— Objective —
Note how many lines in the entries contain the string "this", then give that number and nothing else.

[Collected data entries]
#####
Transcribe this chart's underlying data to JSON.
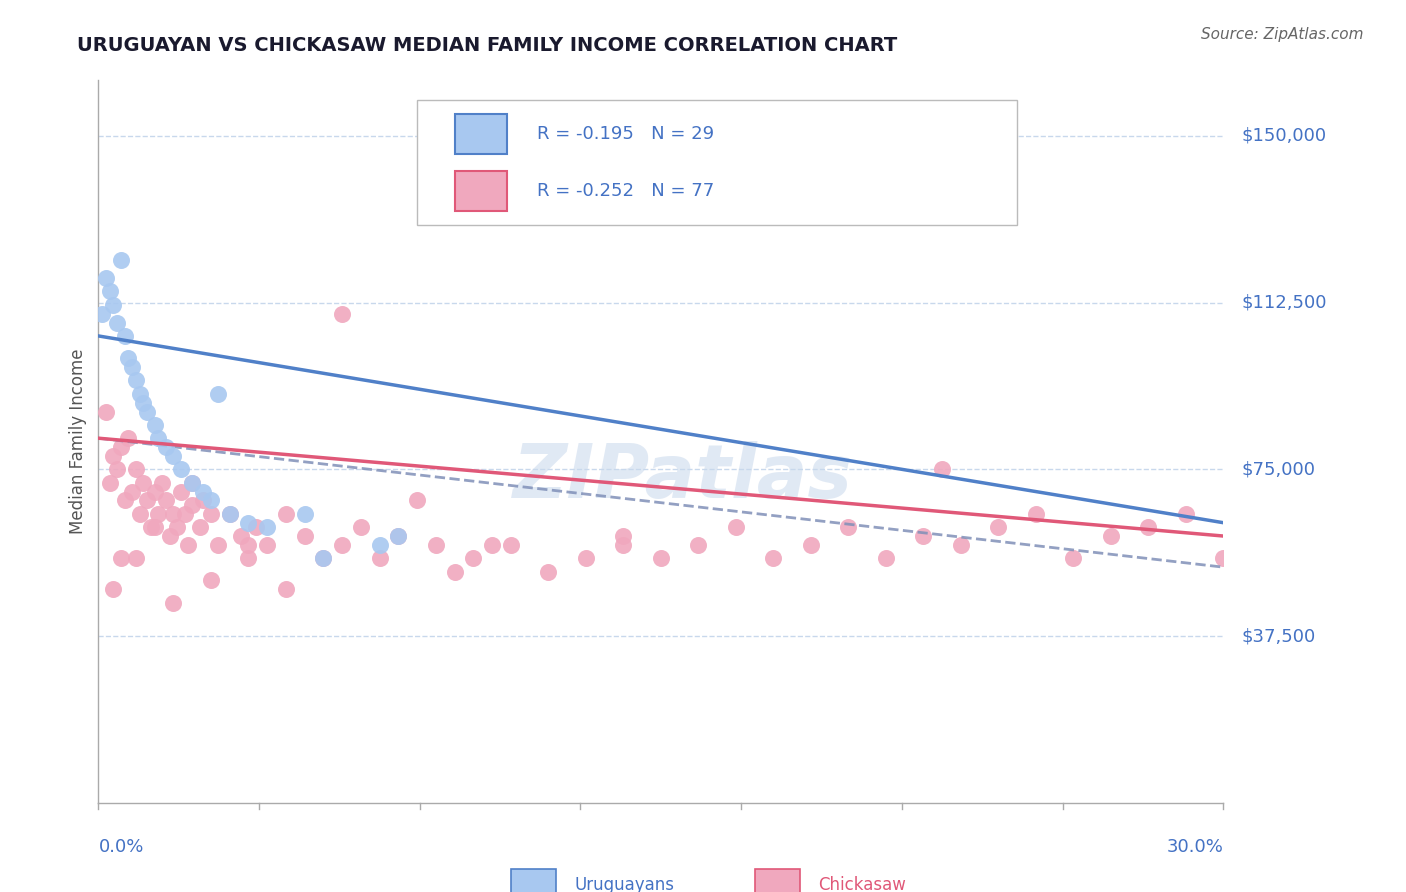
{
  "title": "URUGUAYAN VS CHICKASAW MEDIAN FAMILY INCOME CORRELATION CHART",
  "source": "Source: ZipAtlas.com",
  "ylabel": "Median Family Income",
  "xmin": 0.0,
  "xmax": 30.0,
  "ymin": 0,
  "ymax": 162500,
  "yticks": [
    37500,
    75000,
    112500,
    150000
  ],
  "ytick_labels": [
    "$37,500",
    "$75,000",
    "$112,500",
    "$150,000"
  ],
  "grid_color": "#c8d8ec",
  "uruguayan_color": "#a8c8f0",
  "chickasaw_color": "#f0a8be",
  "uruguayan_line_color": "#5080c8",
  "chickasaw_line_color": "#e05878",
  "dashed_line_color": "#8090b8",
  "legend_R_uruguayan": "R = -0.195",
  "legend_N_uruguayan": "N = 29",
  "legend_R_chickasaw": "R = -0.252",
  "legend_N_chickasaw": "N = 77",
  "legend_label_uruguayan": "Uruguayans",
  "legend_label_chickasaw": "Chickasaw",
  "watermark": "ZIPatlas",
  "title_color": "#1a1a2e",
  "source_color": "#666666",
  "axis_label_color": "#4472c4",
  "uruguayan_x": [
    0.1,
    0.2,
    0.3,
    0.4,
    0.5,
    0.6,
    0.7,
    0.8,
    0.9,
    1.0,
    1.1,
    1.2,
    1.3,
    1.5,
    1.6,
    1.8,
    2.0,
    2.2,
    2.5,
    2.8,
    3.0,
    3.5,
    4.0,
    4.5,
    5.5,
    6.0,
    7.5,
    3.2,
    8.0
  ],
  "uruguayan_y": [
    110000,
    118000,
    115000,
    112000,
    108000,
    122000,
    105000,
    100000,
    98000,
    95000,
    92000,
    90000,
    88000,
    85000,
    82000,
    80000,
    78000,
    75000,
    72000,
    70000,
    68000,
    65000,
    63000,
    62000,
    65000,
    55000,
    58000,
    92000,
    60000
  ],
  "chickasaw_x": [
    0.2,
    0.3,
    0.4,
    0.5,
    0.6,
    0.7,
    0.8,
    0.9,
    1.0,
    1.1,
    1.2,
    1.3,
    1.4,
    1.5,
    1.6,
    1.7,
    1.8,
    1.9,
    2.0,
    2.1,
    2.2,
    2.3,
    2.4,
    2.5,
    2.7,
    2.8,
    3.0,
    3.2,
    3.5,
    3.8,
    4.0,
    4.2,
    4.5,
    5.0,
    5.5,
    6.0,
    6.5,
    7.0,
    7.5,
    8.0,
    9.0,
    9.5,
    10.0,
    11.0,
    12.0,
    13.0,
    14.0,
    15.0,
    16.0,
    17.0,
    18.0,
    19.0,
    20.0,
    21.0,
    22.0,
    23.0,
    24.0,
    25.0,
    26.0,
    27.0,
    28.0,
    29.0,
    30.0,
    0.4,
    0.6,
    1.0,
    1.5,
    2.0,
    2.5,
    3.0,
    4.0,
    5.0,
    6.5,
    8.5,
    10.5,
    14.0,
    22.5
  ],
  "chickasaw_y": [
    88000,
    72000,
    78000,
    75000,
    80000,
    68000,
    82000,
    70000,
    75000,
    65000,
    72000,
    68000,
    62000,
    70000,
    65000,
    72000,
    68000,
    60000,
    65000,
    62000,
    70000,
    65000,
    58000,
    67000,
    62000,
    68000,
    65000,
    58000,
    65000,
    60000,
    55000,
    62000,
    58000,
    65000,
    60000,
    55000,
    58000,
    62000,
    55000,
    60000,
    58000,
    52000,
    55000,
    58000,
    52000,
    55000,
    60000,
    55000,
    58000,
    62000,
    55000,
    58000,
    62000,
    55000,
    60000,
    58000,
    62000,
    65000,
    55000,
    60000,
    62000,
    65000,
    55000,
    48000,
    55000,
    55000,
    62000,
    45000,
    72000,
    50000,
    58000,
    48000,
    110000,
    68000,
    58000,
    58000,
    75000
  ]
}
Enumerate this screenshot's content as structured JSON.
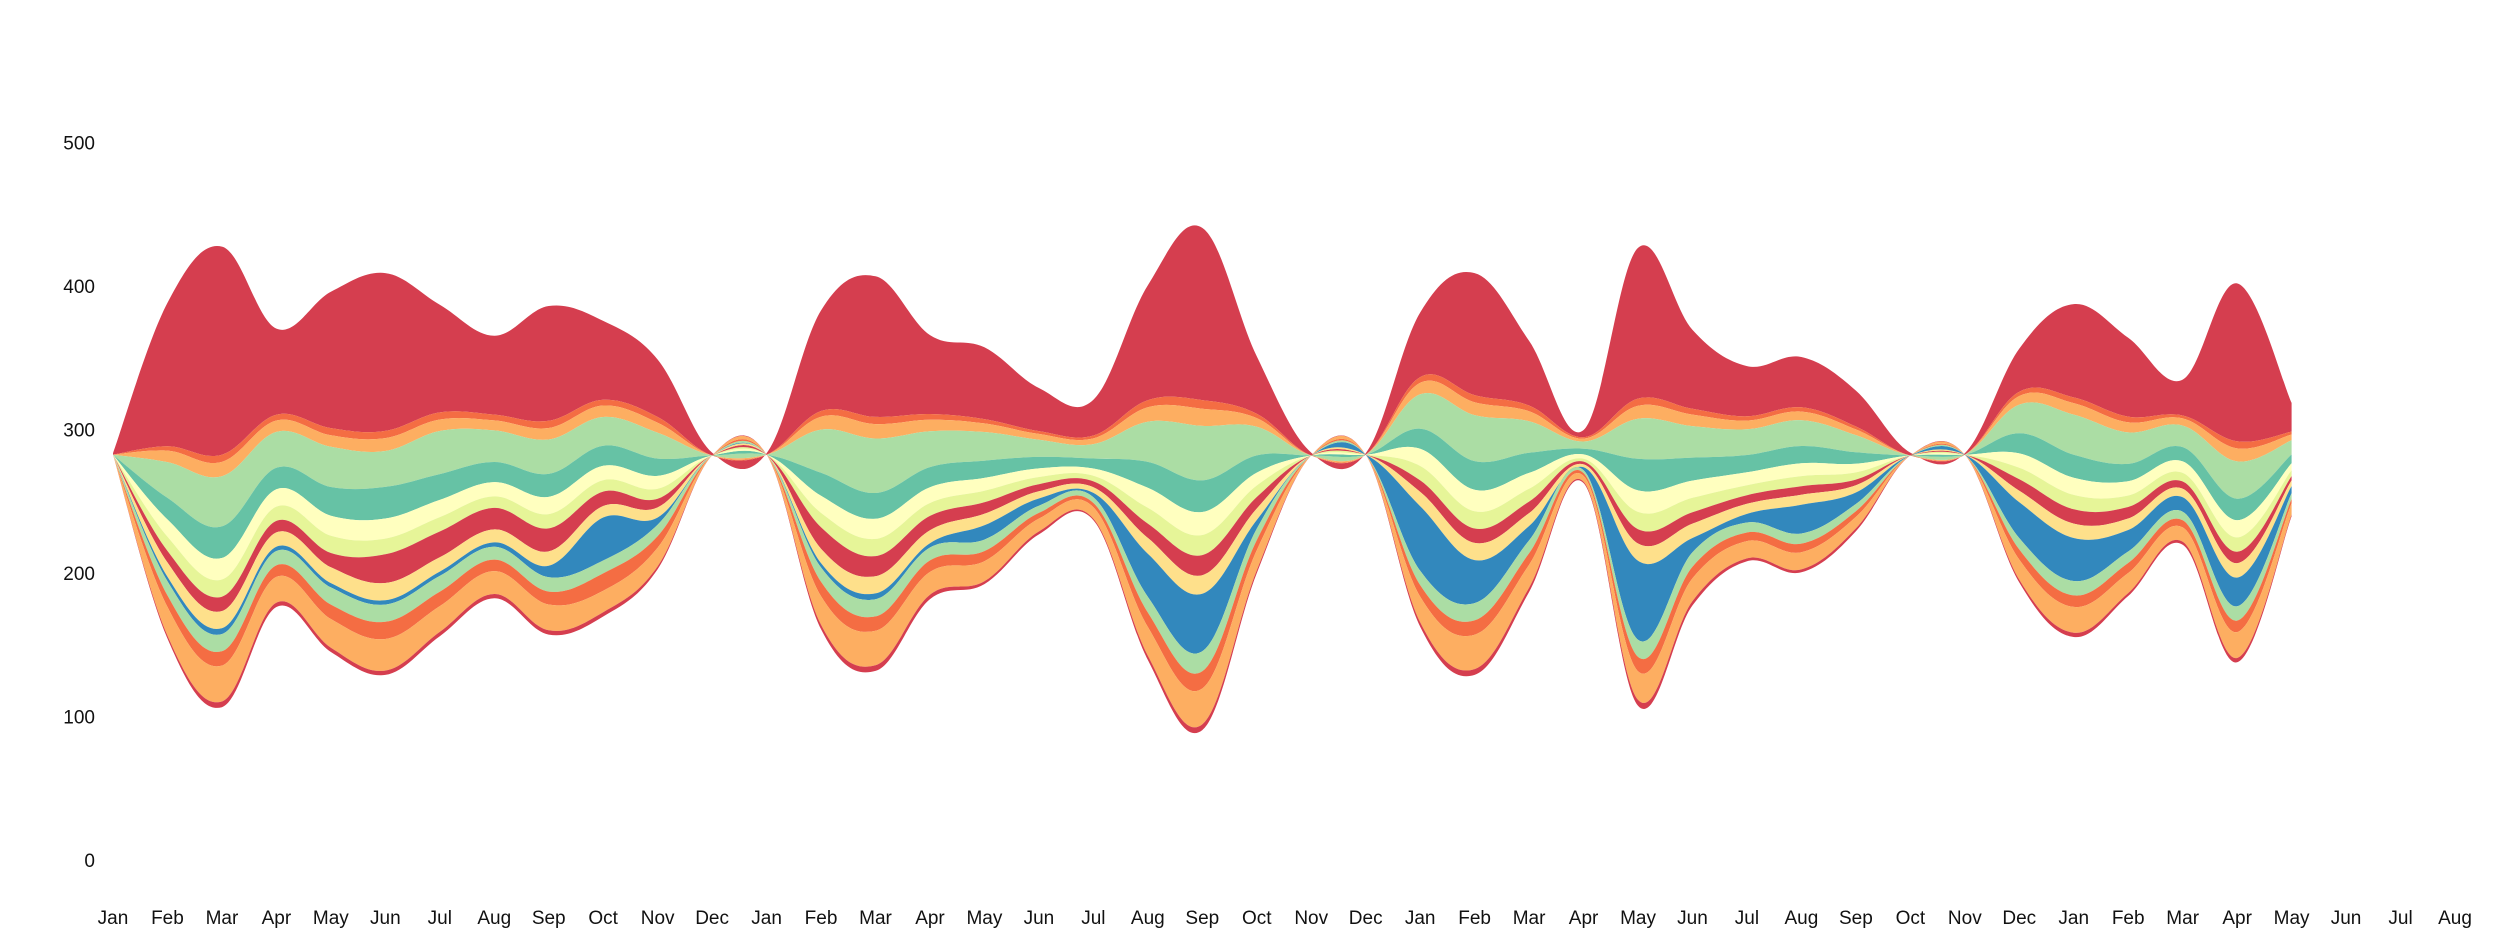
{
  "chart_data": {
    "type": "area",
    "subtype": "streamgraph",
    "title": "",
    "xlabel": "",
    "ylabel": "",
    "ylim": [
      0,
      560
    ],
    "yticks": [
      0,
      100,
      200,
      300,
      400,
      500
    ],
    "x_tick_labels": [
      "Jan",
      "Feb",
      "Mar",
      "Apr",
      "May",
      "Jun",
      "Jul",
      "Aug",
      "Sep",
      "Oct",
      "Nov",
      "Dec",
      "Jan",
      "Feb",
      "Mar",
      "Apr",
      "May",
      "Jun",
      "Jul",
      "Aug",
      "Sep",
      "Oct",
      "Nov",
      "Dec",
      "Jan",
      "Feb",
      "Mar",
      "Apr",
      "May",
      "Jun",
      "Jul",
      "Aug",
      "Sep",
      "Oct",
      "Nov",
      "Dec",
      "Jan",
      "Feb",
      "Mar",
      "Apr",
      "May",
      "Jun",
      "Jul",
      "Aug"
    ],
    "grid": false,
    "legend": "none",
    "baseline_center": 283,
    "colors": {
      "red": "#d53e4f",
      "orange": "#f46d43",
      "light_orange": "#fdae61",
      "light_yellow": "#fee08b",
      "cream": "#ffffbf",
      "yellow_green": "#e6f598",
      "light_green": "#abdda4",
      "teal": "#66c2a5",
      "blue": "#3288bd"
    },
    "series": [
      {
        "color": "red",
        "values": [
          1,
          100,
          145,
          60,
          95,
          110,
          75,
          55,
          80,
          55,
          40,
          2,
          1,
          70,
          98,
          55,
          50,
          30,
          25,
          80,
          120,
          40,
          2,
          1,
          45,
          85,
          45,
          5,
          105,
          55,
          35,
          35,
          25,
          2,
          1,
          30,
          65,
          55,
          25,
          110,
          20
        ]
      },
      {
        "color": "orange",
        "values": [
          0,
          3,
          5,
          4,
          5,
          5,
          5,
          4,
          5,
          4,
          4,
          0,
          0,
          4,
          5,
          4,
          3,
          2,
          2,
          5,
          6,
          3,
          0,
          0,
          4,
          5,
          4,
          1,
          5,
          4,
          3,
          3,
          2,
          0,
          0,
          3,
          4,
          4,
          2,
          5,
          2
        ]
      },
      {
        "color": "light_orange",
        "values": [
          0,
          8,
          10,
          8,
          8,
          9,
          8,
          7,
          8,
          8,
          7,
          0,
          0,
          9,
          10,
          8,
          6,
          4,
          4,
          10,
          12,
          6,
          0,
          0,
          8,
          9,
          7,
          2,
          9,
          8,
          6,
          6,
          4,
          0,
          0,
          6,
          8,
          7,
          5,
          9,
          4
        ]
      },
      {
        "color": "light_green",
        "values": [
          0,
          25,
          35,
          25,
          28,
          25,
          30,
          22,
          24,
          20,
          18,
          0,
          0,
          30,
          38,
          25,
          20,
          12,
          10,
          28,
          38,
          20,
          0,
          0,
          24,
          32,
          22,
          5,
          28,
          22,
          18,
          18,
          12,
          0,
          0,
          20,
          28,
          22,
          15,
          26,
          10
        ]
      },
      {
        "color": "teal",
        "values": [
          0,
          15,
          22,
          15,
          20,
          22,
          18,
          14,
          16,
          14,
          12,
          0,
          0,
          16,
          18,
          14,
          12,
          8,
          7,
          18,
          22,
          12,
          0,
          0,
          14,
          20,
          14,
          4,
          22,
          16,
          12,
          12,
          8,
          0,
          0,
          14,
          16,
          12,
          10,
          15,
          6
        ]
      },
      {
        "color": "cream",
        "values": [
          0,
          12,
          15,
          12,
          14,
          14,
          12,
          10,
          12,
          10,
          9,
          0,
          0,
          12,
          14,
          11,
          9,
          6,
          5,
          14,
          16,
          9,
          0,
          0,
          12,
          15,
          11,
          3,
          15,
          12,
          9,
          9,
          6,
          0,
          0,
          10,
          12,
          10,
          8,
          12,
          5
        ]
      },
      {
        "color": "yellow_green",
        "values": [
          0,
          10,
          12,
          10,
          12,
          11,
          10,
          8,
          10,
          8,
          7,
          0,
          0,
          10,
          12,
          9,
          8,
          5,
          4,
          11,
          14,
          8,
          0,
          0,
          10,
          12,
          9,
          2,
          12,
          10,
          7,
          7,
          5,
          0,
          0,
          8,
          10,
          8,
          6,
          10,
          4
        ]
      },
      {
        "color": "red",
        "values": [
          0,
          8,
          10,
          8,
          10,
          20,
          18,
          15,
          16,
          10,
          6,
          0,
          0,
          15,
          14,
          10,
          8,
          5,
          4,
          10,
          14,
          8,
          0,
          0,
          8,
          10,
          8,
          2,
          10,
          8,
          6,
          6,
          4,
          0,
          0,
          8,
          10,
          8,
          5,
          8,
          3
        ]
      },
      {
        "color": "light_yellow",
        "values": [
          0,
          10,
          12,
          10,
          11,
          12,
          10,
          9,
          10,
          8,
          7,
          0,
          0,
          10,
          12,
          9,
          8,
          5,
          4,
          11,
          13,
          8,
          0,
          0,
          10,
          12,
          9,
          2,
          12,
          10,
          7,
          7,
          5,
          0,
          0,
          8,
          10,
          8,
          6,
          10,
          4
        ]
      },
      {
        "color": "blue",
        "values": [
          0,
          3,
          4,
          3,
          3,
          3,
          3,
          3,
          8,
          30,
          5,
          0,
          0,
          3,
          4,
          3,
          10,
          5,
          3,
          30,
          40,
          6,
          0,
          0,
          45,
          30,
          10,
          2,
          55,
          10,
          6,
          20,
          8,
          0,
          0,
          25,
          30,
          15,
          10,
          20,
          5
        ]
      },
      {
        "color": "light_green",
        "values": [
          0,
          10,
          12,
          10,
          12,
          12,
          11,
          9,
          10,
          9,
          8,
          0,
          0,
          10,
          12,
          9,
          8,
          5,
          4,
          11,
          14,
          8,
          0,
          0,
          10,
          12,
          9,
          2,
          12,
          10,
          7,
          7,
          5,
          0,
          0,
          8,
          10,
          8,
          6,
          10,
          4
        ]
      },
      {
        "color": "orange",
        "values": [
          0,
          8,
          10,
          8,
          10,
          12,
          10,
          8,
          9,
          12,
          8,
          0,
          0,
          10,
          10,
          8,
          7,
          4,
          3,
          10,
          12,
          7,
          0,
          0,
          8,
          10,
          8,
          2,
          10,
          8,
          6,
          6,
          4,
          0,
          0,
          7,
          8,
          7,
          5,
          8,
          3
        ]
      },
      {
        "color": "light_orange",
        "values": [
          0,
          20,
          25,
          18,
          20,
          22,
          18,
          16,
          18,
          15,
          13,
          0,
          0,
          20,
          24,
          16,
          14,
          9,
          8,
          20,
          25,
          14,
          0,
          0,
          18,
          24,
          16,
          4,
          20,
          16,
          12,
          12,
          8,
          0,
          0,
          14,
          18,
          14,
          10,
          18,
          8
        ]
      },
      {
        "color": "red",
        "values": [
          0,
          2,
          4,
          3,
          3,
          3,
          3,
          3,
          3,
          3,
          2,
          0,
          0,
          3,
          4,
          3,
          2,
          2,
          1,
          3,
          4,
          2,
          0,
          0,
          3,
          4,
          3,
          1,
          4,
          3,
          2,
          2,
          2,
          0,
          0,
          2,
          3,
          2,
          2,
          3,
          1
        ]
      }
    ]
  }
}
#####
— Complete output —
2